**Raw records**
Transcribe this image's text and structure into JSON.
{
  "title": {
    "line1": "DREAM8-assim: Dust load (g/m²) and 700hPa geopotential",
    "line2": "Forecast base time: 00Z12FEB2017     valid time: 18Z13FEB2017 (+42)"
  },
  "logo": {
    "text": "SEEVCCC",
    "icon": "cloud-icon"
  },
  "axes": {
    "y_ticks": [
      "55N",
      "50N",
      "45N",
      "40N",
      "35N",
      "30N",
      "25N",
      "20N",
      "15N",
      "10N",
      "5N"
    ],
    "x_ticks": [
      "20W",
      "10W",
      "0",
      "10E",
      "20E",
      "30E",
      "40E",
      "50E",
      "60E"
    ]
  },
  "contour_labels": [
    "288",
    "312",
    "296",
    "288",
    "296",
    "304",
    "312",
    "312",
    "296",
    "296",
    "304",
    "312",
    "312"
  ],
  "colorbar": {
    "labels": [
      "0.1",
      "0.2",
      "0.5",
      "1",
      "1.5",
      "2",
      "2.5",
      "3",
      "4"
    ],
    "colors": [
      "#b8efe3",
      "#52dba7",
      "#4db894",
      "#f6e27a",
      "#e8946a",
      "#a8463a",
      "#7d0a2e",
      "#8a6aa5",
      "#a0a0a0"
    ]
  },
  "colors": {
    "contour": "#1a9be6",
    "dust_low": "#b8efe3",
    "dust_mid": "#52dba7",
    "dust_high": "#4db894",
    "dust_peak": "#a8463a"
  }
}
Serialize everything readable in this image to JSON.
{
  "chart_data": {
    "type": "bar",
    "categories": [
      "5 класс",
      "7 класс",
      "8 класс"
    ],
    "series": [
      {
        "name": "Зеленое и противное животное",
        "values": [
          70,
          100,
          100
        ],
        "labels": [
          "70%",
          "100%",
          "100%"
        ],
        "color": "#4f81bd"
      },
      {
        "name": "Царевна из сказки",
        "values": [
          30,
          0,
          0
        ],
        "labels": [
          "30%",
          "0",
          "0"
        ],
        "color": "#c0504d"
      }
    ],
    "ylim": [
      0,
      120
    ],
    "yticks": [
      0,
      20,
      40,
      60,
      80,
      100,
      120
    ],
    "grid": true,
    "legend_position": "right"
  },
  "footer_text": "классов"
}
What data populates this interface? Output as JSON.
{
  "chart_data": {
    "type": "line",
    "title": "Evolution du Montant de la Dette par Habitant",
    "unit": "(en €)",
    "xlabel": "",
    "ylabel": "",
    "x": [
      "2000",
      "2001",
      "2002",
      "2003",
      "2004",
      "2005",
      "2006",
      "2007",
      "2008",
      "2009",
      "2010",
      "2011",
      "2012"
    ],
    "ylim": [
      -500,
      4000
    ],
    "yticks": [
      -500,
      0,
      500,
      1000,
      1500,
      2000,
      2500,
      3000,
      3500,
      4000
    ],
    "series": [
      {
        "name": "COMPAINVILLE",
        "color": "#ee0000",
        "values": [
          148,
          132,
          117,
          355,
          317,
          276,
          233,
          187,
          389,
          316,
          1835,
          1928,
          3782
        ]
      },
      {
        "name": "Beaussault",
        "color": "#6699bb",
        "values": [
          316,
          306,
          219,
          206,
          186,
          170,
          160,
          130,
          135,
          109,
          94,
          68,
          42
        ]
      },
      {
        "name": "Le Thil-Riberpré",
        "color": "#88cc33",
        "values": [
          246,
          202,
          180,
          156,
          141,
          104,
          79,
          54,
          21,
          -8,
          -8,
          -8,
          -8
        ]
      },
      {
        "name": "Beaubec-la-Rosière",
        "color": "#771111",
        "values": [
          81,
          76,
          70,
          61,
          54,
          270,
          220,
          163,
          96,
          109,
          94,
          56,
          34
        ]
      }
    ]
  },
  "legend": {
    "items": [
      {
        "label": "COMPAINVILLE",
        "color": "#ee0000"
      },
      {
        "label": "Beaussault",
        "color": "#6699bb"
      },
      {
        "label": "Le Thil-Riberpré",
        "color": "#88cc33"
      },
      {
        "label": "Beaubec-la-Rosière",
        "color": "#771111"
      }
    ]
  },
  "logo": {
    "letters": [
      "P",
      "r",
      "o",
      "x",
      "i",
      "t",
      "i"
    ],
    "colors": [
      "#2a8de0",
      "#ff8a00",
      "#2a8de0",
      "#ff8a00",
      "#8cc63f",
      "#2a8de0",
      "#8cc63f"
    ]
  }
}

**The task**
Reproduce the listing in full. Keep it exactly as written.

**Completed exercise**
Transcribe this image's text and structure into JSON.
{
  "title": {
    "line1": "DREAM8-assim: Dust load (g/m²) and 700hPa geopotential",
    "line2": "Forecast base time: 00Z12FEB2017     valid time: 18Z13FEB2017 (+42)"
  },
  "logo": {
    "text": "SEEVCCC",
    "icon": "cloud-icon"
  },
  "axes": {
    "y_ticks": [
      "55N",
      "50N",
      "45N",
      "40N",
      "35N",
      "30N",
      "25N",
      "20N",
      "15N",
      "10N",
      "5N"
    ],
    "x_ticks": [
      "20W",
      "10W",
      "0",
      "10E",
      "20E",
      "30E",
      "40E",
      "50E",
      "60E"
    ]
  },
  "contour_labels": [
    "288",
    "312",
    "296",
    "288",
    "296",
    "304",
    "312",
    "312",
    "296",
    "296",
    "304",
    "312",
    "312"
  ],
  "colorbar": {
    "labels": [
      "0.1",
      "0.2",
      "0.5",
      "1",
      "1.5",
      "2",
      "2.5",
      "3",
      "4"
    ],
    "colors": [
      "#b8efe3",
      "#52dba7",
      "#4db894",
      "#f6e27a",
      "#e8946a",
      "#a8463a",
      "#7d0a2e",
      "#8a6aa5",
      "#a0a0a0"
    ]
  },
  "colors": {
    "contour": "#1a9be6",
    "dust_low": "#b8efe3",
    "dust_mid": "#52dba7",
    "dust_high": "#4db894",
    "dust_peak": "#a8463a"
  }
}
Serialize everything readable in this image to JSON.
{
  "chart_data": {
    "type": "bar",
    "categories": [
      "5 класс",
      "7 класс",
      "8 класс"
    ],
    "series": [
      {
        "name": "Зеленое и противное животное",
        "values": [
          70,
          100,
          100
        ],
        "labels": [
          "70%",
          "100%",
          "100%"
        ],
        "color": "#4f81bd"
      },
      {
        "name": "Царевна из сказки",
        "values": [
          30,
          0,
          0
        ],
        "labels": [
          "30%",
          "0",
          "0"
        ],
        "color": "#c0504d"
      }
    ],
    "ylim": [
      0,
      120
    ],
    "yticks": [
      0,
      20,
      40,
      60,
      80,
      100,
      120
    ],
    "grid": true,
    "legend_position": "right"
  },
  "footer_text": "классов"
}
What data populates this interface? Output as JSON.
{
  "chart_data": {
    "type": "line",
    "title": "Evolution du Montant de la Dette par Habitant",
    "unit": "(en €)",
    "xlabel": "",
    "ylabel": "",
    "x": [
      "2000",
      "2001",
      "2002",
      "2003",
      "2004",
      "2005",
      "2006",
      "2007",
      "2008",
      "2009",
      "2010",
      "2011",
      "2012"
    ],
    "ylim": [
      -500,
      4000
    ],
    "yticks": [
      -500,
      0,
      500,
      1000,
      1500,
      2000,
      2500,
      3000,
      3500,
      4000
    ],
    "series": [
      {
        "name": "COMPAINVILLE",
        "color": "#ee0000",
        "values": [
          148,
          132,
          117,
          355,
          317,
          276,
          233,
          187,
          389,
          316,
          1835,
          1928,
          3782
        ]
      },
      {
        "name": "Beaussault",
        "color": "#6699bb",
        "values": [
          316,
          306,
          219,
          206,
          186,
          170,
          160,
          130,
          135,
          109,
          94,
          68,
          42
        ]
      },
      {
        "name": "Le Thil-Riberpré",
        "color": "#88cc33",
        "values": [
          246,
          202,
          180,
          156,
          141,
          104,
          79,
          54,
          21,
          -8,
          -8,
          -8,
          -8
        ]
      },
      {
        "name": "Beaubec-la-Rosière",
        "color": "#771111",
        "values": [
          81,
          76,
          70,
          61,
          54,
          270,
          220,
          163,
          96,
          109,
          94,
          56,
          34
        ]
      }
    ]
  },
  "legend": {
    "items": [
      {
        "label": "COMPAINVILLE",
        "color": "#ee0000"
      },
      {
        "label": "Beaussault",
        "color": "#6699bb"
      },
      {
        "label": "Le Thil-Riberpré",
        "color": "#88cc33"
      },
      {
        "label": "Beaubec-la-Rosière",
        "color": "#771111"
      }
    ]
  },
  "logo": {
    "letters": [
      "P",
      "r",
      "o",
      "x",
      "i",
      "t",
      "i"
    ],
    "colors": [
      "#2a8de0",
      "#ff8a00",
      "#2a8de0",
      "#ff8a00",
      "#8cc63f",
      "#2a8de0",
      "#8cc63f"
    ]
  }
}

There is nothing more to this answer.